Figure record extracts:
^^^^^^^^^^^^^^^^
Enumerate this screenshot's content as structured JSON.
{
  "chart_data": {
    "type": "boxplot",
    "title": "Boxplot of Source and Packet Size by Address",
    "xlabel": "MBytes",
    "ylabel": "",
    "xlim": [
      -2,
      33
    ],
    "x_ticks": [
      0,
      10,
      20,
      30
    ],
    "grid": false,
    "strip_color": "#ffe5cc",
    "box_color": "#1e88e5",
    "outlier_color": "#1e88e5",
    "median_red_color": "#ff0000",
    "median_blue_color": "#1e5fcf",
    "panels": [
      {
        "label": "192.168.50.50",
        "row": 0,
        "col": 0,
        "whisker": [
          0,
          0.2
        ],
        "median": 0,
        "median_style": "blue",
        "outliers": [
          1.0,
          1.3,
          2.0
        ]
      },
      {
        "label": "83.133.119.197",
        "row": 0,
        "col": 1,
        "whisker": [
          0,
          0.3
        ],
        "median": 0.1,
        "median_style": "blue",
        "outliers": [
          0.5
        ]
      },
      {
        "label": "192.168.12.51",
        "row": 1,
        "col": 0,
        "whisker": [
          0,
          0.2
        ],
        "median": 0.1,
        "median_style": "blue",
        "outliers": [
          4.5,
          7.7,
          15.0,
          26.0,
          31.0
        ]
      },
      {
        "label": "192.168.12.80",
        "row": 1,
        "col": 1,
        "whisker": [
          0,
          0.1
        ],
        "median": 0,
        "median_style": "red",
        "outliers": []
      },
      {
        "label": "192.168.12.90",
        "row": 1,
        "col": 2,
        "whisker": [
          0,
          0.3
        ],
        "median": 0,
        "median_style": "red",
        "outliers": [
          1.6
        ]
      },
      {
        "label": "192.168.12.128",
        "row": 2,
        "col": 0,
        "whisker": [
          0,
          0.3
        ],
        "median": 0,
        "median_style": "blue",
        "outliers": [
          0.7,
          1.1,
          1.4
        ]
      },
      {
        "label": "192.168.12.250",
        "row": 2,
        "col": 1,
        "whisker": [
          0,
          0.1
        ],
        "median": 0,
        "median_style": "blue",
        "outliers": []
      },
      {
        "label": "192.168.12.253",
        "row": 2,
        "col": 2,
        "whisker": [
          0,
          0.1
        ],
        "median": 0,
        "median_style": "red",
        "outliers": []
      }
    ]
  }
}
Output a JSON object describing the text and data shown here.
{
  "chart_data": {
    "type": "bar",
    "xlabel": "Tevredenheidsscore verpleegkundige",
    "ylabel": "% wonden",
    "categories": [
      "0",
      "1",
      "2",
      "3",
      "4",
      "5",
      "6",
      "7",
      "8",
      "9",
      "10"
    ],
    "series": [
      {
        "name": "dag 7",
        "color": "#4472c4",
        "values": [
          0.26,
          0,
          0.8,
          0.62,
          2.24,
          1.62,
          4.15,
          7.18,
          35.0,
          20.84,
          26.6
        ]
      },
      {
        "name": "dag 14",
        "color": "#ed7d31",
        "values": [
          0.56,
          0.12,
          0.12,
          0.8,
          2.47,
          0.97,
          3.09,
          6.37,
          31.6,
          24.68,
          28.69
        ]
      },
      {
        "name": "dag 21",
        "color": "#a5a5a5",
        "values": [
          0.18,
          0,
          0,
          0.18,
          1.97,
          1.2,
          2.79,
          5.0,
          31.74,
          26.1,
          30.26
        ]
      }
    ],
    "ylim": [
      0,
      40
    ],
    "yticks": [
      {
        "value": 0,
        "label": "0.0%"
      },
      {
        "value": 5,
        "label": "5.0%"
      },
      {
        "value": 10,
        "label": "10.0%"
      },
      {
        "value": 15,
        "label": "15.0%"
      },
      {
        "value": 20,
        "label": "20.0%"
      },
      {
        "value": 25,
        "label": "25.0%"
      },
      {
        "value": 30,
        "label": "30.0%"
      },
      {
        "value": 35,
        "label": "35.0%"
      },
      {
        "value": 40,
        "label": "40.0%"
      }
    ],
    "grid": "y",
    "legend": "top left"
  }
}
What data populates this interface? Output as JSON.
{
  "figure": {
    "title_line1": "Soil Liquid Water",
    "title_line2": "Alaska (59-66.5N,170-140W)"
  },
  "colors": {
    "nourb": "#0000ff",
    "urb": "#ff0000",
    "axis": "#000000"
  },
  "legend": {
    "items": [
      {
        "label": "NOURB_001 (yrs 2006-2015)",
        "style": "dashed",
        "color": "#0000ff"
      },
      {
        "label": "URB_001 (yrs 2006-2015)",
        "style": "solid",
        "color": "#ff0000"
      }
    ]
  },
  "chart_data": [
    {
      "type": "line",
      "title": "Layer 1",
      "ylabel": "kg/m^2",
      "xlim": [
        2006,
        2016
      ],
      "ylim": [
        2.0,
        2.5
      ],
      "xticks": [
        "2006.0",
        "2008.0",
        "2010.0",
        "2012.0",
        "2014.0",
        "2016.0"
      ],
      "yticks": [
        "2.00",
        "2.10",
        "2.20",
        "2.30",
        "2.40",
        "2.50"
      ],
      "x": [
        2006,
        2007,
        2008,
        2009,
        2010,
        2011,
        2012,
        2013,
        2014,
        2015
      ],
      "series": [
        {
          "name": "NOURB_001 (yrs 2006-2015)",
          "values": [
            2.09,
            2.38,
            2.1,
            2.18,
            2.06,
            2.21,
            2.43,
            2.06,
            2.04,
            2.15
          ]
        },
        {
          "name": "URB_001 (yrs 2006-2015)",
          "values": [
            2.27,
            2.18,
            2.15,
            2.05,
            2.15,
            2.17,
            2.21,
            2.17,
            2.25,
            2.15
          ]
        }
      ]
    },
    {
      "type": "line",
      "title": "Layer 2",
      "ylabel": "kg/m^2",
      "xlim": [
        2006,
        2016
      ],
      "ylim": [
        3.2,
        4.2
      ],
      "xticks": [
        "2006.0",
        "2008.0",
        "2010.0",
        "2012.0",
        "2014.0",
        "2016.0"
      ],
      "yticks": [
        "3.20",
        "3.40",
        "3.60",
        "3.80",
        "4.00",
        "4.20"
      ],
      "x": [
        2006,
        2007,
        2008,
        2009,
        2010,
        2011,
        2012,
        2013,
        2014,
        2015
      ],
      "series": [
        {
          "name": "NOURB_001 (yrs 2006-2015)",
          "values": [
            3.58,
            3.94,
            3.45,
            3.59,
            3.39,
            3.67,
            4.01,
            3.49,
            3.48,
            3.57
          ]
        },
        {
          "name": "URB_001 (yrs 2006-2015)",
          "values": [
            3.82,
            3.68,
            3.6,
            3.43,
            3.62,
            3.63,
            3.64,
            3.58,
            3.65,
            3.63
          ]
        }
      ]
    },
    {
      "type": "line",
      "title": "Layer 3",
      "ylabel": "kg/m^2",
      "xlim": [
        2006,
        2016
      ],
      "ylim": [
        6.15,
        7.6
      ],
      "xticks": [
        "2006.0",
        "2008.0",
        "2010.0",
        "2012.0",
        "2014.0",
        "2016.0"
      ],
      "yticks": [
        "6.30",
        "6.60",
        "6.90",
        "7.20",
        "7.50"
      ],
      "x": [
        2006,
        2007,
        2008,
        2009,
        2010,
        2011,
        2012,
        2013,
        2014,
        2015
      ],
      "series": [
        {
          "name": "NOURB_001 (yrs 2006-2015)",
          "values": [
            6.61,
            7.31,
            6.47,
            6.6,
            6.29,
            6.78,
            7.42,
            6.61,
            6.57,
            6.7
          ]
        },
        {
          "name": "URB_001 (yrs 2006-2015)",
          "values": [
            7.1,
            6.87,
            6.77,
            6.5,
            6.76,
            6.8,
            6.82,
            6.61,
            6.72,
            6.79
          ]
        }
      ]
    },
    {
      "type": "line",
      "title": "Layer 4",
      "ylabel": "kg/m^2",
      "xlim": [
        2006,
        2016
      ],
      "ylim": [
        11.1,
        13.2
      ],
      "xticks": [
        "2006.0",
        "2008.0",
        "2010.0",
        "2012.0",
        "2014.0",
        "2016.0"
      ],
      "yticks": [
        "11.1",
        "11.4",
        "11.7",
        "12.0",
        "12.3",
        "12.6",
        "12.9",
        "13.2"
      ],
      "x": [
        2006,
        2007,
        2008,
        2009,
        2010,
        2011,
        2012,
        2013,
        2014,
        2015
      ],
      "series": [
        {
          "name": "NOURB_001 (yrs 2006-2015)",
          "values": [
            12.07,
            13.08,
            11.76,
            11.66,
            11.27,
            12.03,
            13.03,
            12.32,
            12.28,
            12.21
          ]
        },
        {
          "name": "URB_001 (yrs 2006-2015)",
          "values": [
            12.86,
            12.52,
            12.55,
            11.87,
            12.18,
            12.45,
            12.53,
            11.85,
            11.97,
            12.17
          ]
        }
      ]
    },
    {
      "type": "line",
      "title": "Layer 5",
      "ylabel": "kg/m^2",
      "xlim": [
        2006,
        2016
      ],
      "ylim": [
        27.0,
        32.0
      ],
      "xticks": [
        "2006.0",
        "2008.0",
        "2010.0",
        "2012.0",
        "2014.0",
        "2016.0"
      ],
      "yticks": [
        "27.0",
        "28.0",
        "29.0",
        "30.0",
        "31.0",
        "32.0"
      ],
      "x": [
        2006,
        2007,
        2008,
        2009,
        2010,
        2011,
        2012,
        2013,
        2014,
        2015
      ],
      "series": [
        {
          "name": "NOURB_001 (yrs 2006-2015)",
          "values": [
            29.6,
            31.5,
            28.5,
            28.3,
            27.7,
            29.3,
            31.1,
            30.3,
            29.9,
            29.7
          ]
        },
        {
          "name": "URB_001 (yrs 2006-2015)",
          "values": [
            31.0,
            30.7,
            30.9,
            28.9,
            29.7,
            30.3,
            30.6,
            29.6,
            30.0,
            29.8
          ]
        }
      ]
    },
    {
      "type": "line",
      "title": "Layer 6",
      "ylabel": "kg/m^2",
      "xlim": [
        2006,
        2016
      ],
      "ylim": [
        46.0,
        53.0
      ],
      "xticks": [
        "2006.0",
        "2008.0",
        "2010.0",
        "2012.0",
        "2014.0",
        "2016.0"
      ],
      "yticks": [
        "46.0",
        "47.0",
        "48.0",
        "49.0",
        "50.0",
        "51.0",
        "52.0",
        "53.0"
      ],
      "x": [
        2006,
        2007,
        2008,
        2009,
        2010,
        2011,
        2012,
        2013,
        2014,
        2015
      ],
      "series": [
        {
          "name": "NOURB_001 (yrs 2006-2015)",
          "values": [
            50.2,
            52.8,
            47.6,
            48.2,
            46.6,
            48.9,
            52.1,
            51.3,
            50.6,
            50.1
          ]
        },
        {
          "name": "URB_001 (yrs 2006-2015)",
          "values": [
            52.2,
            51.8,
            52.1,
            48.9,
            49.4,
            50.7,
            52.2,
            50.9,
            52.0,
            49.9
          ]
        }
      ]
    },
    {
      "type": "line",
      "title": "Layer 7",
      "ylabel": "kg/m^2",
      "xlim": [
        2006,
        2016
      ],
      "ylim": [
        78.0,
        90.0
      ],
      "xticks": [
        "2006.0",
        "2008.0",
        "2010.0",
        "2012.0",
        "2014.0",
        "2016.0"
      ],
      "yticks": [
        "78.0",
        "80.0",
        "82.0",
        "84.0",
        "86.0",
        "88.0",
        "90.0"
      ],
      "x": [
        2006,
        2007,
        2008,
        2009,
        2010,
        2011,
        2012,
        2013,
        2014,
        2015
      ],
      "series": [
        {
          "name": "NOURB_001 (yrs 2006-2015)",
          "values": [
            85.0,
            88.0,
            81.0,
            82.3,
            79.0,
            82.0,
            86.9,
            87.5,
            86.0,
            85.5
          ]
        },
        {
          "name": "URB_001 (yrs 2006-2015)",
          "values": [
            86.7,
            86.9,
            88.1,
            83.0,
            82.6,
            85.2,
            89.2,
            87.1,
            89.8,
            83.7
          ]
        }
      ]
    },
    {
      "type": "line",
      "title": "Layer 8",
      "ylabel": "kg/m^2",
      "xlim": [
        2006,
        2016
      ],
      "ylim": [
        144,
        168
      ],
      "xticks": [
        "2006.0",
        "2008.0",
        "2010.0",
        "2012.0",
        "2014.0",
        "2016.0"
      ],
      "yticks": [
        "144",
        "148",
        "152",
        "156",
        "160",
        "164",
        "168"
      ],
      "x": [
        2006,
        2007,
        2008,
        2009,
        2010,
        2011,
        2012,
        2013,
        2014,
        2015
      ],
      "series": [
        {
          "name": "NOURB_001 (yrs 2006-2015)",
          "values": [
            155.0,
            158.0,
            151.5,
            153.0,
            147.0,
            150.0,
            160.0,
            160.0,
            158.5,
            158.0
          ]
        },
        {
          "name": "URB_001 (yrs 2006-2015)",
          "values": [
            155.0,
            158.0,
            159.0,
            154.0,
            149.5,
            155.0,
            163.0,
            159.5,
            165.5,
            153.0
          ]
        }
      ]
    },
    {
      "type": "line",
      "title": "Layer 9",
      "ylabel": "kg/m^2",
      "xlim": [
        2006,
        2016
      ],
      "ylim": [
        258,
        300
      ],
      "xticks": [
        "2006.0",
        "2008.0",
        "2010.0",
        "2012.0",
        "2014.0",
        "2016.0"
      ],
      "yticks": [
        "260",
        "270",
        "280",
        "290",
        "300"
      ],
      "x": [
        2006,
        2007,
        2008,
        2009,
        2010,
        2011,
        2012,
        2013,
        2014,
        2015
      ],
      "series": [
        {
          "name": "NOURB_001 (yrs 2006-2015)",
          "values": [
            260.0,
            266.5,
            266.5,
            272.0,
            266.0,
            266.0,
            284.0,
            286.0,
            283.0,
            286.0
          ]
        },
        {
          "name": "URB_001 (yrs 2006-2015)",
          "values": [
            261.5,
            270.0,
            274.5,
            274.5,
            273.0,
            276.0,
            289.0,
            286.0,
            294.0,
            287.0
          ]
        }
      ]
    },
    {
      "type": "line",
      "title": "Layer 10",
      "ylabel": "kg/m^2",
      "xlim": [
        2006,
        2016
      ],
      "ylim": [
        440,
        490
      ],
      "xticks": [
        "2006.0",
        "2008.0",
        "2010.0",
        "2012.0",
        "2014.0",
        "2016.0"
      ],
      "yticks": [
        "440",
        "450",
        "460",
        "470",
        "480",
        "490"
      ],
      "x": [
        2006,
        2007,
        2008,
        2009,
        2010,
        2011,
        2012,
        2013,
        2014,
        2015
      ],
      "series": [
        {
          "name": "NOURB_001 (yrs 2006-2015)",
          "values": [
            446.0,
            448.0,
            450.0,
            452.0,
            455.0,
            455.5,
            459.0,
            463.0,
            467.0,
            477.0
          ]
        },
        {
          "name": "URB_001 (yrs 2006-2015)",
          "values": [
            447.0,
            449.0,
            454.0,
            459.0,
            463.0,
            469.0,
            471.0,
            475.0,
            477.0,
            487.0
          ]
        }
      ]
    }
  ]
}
^^^^^^^^^^^^^^^^
Look through the listing and extract every line with "Layer" in it.

_REPLY TO THE EXERCISE_.
      "title": "Layer 1",
      "title": "Layer 2",
      "title": "Layer 3",
      "title": "Layer 4",
      "title": "Layer 5",
      "title": "Layer 6",
      "title": "Layer 7",
      "title": "Layer 8",
      "title": "Layer 9",
      "title": "Layer 10",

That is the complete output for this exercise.